GIVEN PROBLEM
Output all of the entries below precisely as written.

====== THE INPUT

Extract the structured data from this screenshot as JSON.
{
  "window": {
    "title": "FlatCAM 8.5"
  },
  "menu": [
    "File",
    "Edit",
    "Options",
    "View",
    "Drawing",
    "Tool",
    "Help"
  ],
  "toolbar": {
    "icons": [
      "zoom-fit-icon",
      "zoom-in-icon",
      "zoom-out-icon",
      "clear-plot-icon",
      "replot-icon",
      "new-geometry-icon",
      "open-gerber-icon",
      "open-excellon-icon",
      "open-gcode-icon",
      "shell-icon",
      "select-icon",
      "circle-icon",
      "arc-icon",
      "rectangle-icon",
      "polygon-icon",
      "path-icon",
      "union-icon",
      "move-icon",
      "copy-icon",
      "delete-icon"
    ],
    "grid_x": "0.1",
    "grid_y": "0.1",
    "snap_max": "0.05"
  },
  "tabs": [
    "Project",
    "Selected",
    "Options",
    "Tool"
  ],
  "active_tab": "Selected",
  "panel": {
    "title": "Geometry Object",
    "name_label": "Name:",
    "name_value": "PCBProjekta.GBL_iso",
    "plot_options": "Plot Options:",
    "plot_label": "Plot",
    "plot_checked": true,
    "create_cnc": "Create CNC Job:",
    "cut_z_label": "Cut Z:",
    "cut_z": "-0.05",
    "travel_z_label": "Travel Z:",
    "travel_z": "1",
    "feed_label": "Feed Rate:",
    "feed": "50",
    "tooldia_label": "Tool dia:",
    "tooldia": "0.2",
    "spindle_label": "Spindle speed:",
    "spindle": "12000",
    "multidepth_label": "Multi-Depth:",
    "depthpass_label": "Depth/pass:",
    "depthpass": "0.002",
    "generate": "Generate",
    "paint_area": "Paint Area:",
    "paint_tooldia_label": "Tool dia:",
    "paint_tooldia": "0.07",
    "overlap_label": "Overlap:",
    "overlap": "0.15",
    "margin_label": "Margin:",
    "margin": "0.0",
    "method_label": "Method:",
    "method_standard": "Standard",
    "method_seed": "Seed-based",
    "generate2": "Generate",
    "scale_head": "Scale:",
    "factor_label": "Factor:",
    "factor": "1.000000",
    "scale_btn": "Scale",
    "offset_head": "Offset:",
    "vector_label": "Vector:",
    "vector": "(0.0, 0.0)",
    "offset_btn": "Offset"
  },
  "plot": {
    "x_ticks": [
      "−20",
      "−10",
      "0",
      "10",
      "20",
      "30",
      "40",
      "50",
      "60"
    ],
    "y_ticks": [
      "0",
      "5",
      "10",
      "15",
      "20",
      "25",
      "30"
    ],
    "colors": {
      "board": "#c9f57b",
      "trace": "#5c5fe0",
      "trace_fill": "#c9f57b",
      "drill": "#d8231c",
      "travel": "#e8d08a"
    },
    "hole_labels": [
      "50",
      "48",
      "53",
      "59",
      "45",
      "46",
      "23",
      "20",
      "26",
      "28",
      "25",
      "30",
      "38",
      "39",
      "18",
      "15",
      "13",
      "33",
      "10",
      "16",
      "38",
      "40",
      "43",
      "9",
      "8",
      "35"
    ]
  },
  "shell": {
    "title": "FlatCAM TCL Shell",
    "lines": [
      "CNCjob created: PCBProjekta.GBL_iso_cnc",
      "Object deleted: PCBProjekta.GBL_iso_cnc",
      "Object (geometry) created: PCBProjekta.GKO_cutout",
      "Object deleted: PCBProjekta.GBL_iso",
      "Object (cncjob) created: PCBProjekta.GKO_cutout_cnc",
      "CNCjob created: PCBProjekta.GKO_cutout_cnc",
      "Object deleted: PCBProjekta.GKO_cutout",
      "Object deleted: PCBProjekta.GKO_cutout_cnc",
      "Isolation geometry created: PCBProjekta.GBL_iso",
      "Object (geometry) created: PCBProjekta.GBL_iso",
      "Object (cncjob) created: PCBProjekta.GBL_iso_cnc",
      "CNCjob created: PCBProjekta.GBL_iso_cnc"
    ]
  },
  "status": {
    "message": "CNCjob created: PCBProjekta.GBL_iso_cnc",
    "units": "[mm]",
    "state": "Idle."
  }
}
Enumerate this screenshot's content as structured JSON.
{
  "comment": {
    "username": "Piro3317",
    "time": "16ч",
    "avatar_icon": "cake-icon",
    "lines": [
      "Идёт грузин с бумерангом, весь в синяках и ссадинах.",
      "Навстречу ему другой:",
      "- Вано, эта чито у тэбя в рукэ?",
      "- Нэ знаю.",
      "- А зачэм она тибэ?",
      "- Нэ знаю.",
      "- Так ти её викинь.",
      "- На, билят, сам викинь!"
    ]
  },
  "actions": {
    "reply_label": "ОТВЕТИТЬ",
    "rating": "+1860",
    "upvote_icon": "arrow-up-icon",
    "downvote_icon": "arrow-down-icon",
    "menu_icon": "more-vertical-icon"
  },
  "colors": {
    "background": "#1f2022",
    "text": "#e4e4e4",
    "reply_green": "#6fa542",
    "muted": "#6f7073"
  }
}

============

OUTPUT OF THE TASK
Extract the structured data from this screenshot as JSON.
{
  "window": {
    "title": "FlatCAM 8.5"
  },
  "menu": [
    "File",
    "Edit",
    "Options",
    "View",
    "Drawing",
    "Tool",
    "Help"
  ],
  "toolbar": {
    "icons": [
      "zoom-fit-icon",
      "zoom-in-icon",
      "zoom-out-icon",
      "clear-plot-icon",
      "replot-icon",
      "new-geometry-icon",
      "open-gerber-icon",
      "open-excellon-icon",
      "open-gcode-icon",
      "shell-icon",
      "select-icon",
      "circle-icon",
      "arc-icon",
      "rectangle-icon",
      "polygon-icon",
      "path-icon",
      "union-icon",
      "move-icon",
      "copy-icon",
      "delete-icon"
    ],
    "grid_x": "0.1",
    "grid_y": "0.1",
    "snap_max": "0.05"
  },
  "tabs": [
    "Project",
    "Selected",
    "Options",
    "Tool"
  ],
  "active_tab": "Selected",
  "panel": {
    "title": "Geometry Object",
    "name_label": "Name:",
    "name_value": "PCBProjekta.GBL_iso",
    "plot_options": "Plot Options:",
    "plot_label": "Plot",
    "plot_checked": true,
    "create_cnc": "Create CNC Job:",
    "cut_z_label": "Cut Z:",
    "cut_z": "-0.05",
    "travel_z_label": "Travel Z:",
    "travel_z": "1",
    "feed_label": "Feed Rate:",
    "feed": "50",
    "tooldia_label": "Tool dia:",
    "tooldia": "0.2",
    "spindle_label": "Spindle speed:",
    "spindle": "12000",
    "multidepth_label": "Multi-Depth:",
    "depthpass_label": "Depth/pass:",
    "depthpass": "0.002",
    "generate": "Generate",
    "paint_area": "Paint Area:",
    "paint_tooldia_label": "Tool dia:",
    "paint_tooldia": "0.07",
    "overlap_label": "Overlap:",
    "overlap": "0.15",
    "margin_label": "Margin:",
    "margin": "0.0",
    "method_label": "Method:",
    "method_standard": "Standard",
    "method_seed": "Seed-based",
    "generate2": "Generate",
    "scale_head": "Scale:",
    "factor_label": "Factor:",
    "factor": "1.000000",
    "scale_btn": "Scale",
    "offset_head": "Offset:",
    "vector_label": "Vector:",
    "vector": "(0.0, 0.0)",
    "offset_btn": "Offset"
  },
  "plot": {
    "x_ticks": [
      "−20",
      "−10",
      "0",
      "10",
      "20",
      "30",
      "40",
      "50",
      "60"
    ],
    "y_ticks": [
      "0",
      "5",
      "10",
      "15",
      "20",
      "25",
      "30"
    ],
    "colors": {
      "board": "#c9f57b",
      "trace": "#5c5fe0",
      "trace_fill": "#c9f57b",
      "drill": "#d8231c",
      "travel": "#e8d08a"
    },
    "hole_labels": [
      "50",
      "48",
      "53",
      "59",
      "45",
      "46",
      "23",
      "20",
      "26",
      "28",
      "25",
      "30",
      "38",
      "39",
      "18",
      "15",
      "13",
      "33",
      "10",
      "16",
      "38",
      "40",
      "43",
      "9",
      "8",
      "35"
    ]
  },
  "shell": {
    "title": "FlatCAM TCL Shell",
    "lines": [
      "CNCjob created: PCBProjekta.GBL_iso_cnc",
      "Object deleted: PCBProjekta.GBL_iso_cnc",
      "Object (geometry) created: PCBProjekta.GKO_cutout",
      "Object deleted: PCBProjekta.GBL_iso",
      "Object (cncjob) created: PCBProjekta.GKO_cutout_cnc",
      "CNCjob created: PCBProjekta.GKO_cutout_cnc",
      "Object deleted: PCBProjekta.GKO_cutout",
      "Object deleted: PCBProjekta.GKO_cutout_cnc",
      "Isolation geometry created: PCBProjekta.GBL_iso",
      "Object (geometry) created: PCBProjekta.GBL_iso",
      "Object (cncjob) created: PCBProjekta.GBL_iso_cnc",
      "CNCjob created: PCBProjekta.GBL_iso_cnc"
    ]
  },
  "status": {
    "message": "CNCjob created: PCBProjekta.GBL_iso_cnc",
    "units": "[mm]",
    "state": "Idle."
  }
}
Enumerate this screenshot's content as structured JSON.
{
  "comment": {
    "username": "Piro3317",
    "time": "16ч",
    "avatar_icon": "cake-icon",
    "lines": [
      "Идёт грузин с бумерангом, весь в синяках и ссадинах.",
      "Навстречу ему другой:",
      "- Вано, эта чито у тэбя в рукэ?",
      "- Нэ знаю.",
      "- А зачэм она тибэ?",
      "- Нэ знаю.",
      "- Так ти её викинь.",
      "- На, билят, сам викинь!"
    ]
  },
  "actions": {
    "reply_label": "ОТВЕТИТЬ",
    "rating": "+1860",
    "upvote_icon": "arrow-up-icon",
    "downvote_icon": "arrow-down-icon",
    "menu_icon": "more-vertical-icon"
  },
  "colors": {
    "background": "#1f2022",
    "text": "#e4e4e4",
    "reply_green": "#6fa542",
    "muted": "#6f7073"
  }
}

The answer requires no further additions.